→ The task
Extract each line holding the word "Point" from the entries.

Figure collection entries:

***

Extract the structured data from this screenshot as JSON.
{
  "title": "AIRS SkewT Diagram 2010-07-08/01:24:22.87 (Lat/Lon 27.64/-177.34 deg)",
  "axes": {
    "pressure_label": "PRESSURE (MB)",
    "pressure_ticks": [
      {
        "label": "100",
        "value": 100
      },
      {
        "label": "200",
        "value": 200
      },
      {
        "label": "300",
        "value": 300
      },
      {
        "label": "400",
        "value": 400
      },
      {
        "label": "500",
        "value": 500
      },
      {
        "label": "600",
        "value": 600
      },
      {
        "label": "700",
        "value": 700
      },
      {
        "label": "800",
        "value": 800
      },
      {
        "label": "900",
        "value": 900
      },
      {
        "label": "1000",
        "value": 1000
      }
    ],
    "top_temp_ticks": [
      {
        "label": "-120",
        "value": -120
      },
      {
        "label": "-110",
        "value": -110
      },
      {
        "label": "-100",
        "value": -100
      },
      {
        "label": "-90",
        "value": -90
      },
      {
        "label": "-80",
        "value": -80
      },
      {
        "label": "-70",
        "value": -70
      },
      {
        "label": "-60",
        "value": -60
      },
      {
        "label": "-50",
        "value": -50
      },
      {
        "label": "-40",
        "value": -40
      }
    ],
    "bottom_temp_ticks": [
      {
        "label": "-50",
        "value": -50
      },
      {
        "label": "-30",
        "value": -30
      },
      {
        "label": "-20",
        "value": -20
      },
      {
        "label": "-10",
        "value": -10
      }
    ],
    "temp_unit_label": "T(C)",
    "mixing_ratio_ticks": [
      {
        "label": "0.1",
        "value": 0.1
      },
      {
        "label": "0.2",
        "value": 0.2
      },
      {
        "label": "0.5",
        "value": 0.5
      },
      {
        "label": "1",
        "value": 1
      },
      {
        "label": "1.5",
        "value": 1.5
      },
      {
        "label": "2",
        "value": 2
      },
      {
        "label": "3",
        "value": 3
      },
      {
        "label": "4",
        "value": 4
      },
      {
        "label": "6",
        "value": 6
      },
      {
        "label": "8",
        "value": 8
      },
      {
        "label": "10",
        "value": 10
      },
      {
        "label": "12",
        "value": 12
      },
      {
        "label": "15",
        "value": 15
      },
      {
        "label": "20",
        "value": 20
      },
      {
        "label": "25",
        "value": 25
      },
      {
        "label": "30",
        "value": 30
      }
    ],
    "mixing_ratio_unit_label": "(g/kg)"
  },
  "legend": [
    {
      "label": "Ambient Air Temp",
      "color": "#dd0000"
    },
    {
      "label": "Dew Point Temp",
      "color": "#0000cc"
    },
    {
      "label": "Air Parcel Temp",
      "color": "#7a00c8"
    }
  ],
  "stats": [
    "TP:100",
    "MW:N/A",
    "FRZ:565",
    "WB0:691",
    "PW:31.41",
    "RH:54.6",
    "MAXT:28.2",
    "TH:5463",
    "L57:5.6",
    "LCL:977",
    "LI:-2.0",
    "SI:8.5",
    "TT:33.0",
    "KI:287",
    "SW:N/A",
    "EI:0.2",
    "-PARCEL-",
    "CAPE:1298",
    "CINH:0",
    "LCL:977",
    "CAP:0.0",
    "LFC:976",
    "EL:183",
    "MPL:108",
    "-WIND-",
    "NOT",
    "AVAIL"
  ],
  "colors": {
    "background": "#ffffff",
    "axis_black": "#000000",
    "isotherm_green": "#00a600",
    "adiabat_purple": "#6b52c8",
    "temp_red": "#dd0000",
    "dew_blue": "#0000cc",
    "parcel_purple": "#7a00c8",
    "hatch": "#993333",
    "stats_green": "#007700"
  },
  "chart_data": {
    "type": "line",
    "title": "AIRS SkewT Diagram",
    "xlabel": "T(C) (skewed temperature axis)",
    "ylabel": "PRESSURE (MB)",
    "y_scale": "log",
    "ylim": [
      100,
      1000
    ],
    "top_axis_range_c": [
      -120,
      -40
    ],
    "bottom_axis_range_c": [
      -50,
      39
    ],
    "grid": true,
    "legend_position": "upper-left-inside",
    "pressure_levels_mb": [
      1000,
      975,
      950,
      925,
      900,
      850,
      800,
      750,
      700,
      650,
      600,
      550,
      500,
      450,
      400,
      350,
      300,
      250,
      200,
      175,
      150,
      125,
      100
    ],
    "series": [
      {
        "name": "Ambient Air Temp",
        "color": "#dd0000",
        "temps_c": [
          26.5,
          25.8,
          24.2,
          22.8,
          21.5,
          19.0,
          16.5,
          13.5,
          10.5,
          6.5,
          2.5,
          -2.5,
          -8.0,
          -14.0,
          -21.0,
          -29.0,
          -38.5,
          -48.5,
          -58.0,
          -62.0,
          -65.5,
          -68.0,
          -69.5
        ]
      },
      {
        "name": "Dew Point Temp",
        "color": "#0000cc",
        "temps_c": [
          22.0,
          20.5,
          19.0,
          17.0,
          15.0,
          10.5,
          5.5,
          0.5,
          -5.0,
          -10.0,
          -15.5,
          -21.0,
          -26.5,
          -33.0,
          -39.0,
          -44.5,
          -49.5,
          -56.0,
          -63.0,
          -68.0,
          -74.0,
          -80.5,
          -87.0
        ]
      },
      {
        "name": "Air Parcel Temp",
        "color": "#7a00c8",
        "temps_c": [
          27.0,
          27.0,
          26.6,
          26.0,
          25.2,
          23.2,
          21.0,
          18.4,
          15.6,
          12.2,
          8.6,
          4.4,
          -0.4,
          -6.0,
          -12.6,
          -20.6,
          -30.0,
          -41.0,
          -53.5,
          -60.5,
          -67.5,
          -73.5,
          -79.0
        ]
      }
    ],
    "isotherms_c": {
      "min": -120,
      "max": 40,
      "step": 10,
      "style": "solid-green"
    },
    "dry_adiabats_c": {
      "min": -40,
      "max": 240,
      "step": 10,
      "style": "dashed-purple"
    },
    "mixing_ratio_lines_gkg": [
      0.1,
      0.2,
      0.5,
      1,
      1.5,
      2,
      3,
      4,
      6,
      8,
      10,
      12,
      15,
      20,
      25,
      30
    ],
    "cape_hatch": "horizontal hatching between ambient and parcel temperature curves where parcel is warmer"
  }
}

***

→ Correct result
      "label": "Dew Point Temp",
        "name": "Dew Point Temp",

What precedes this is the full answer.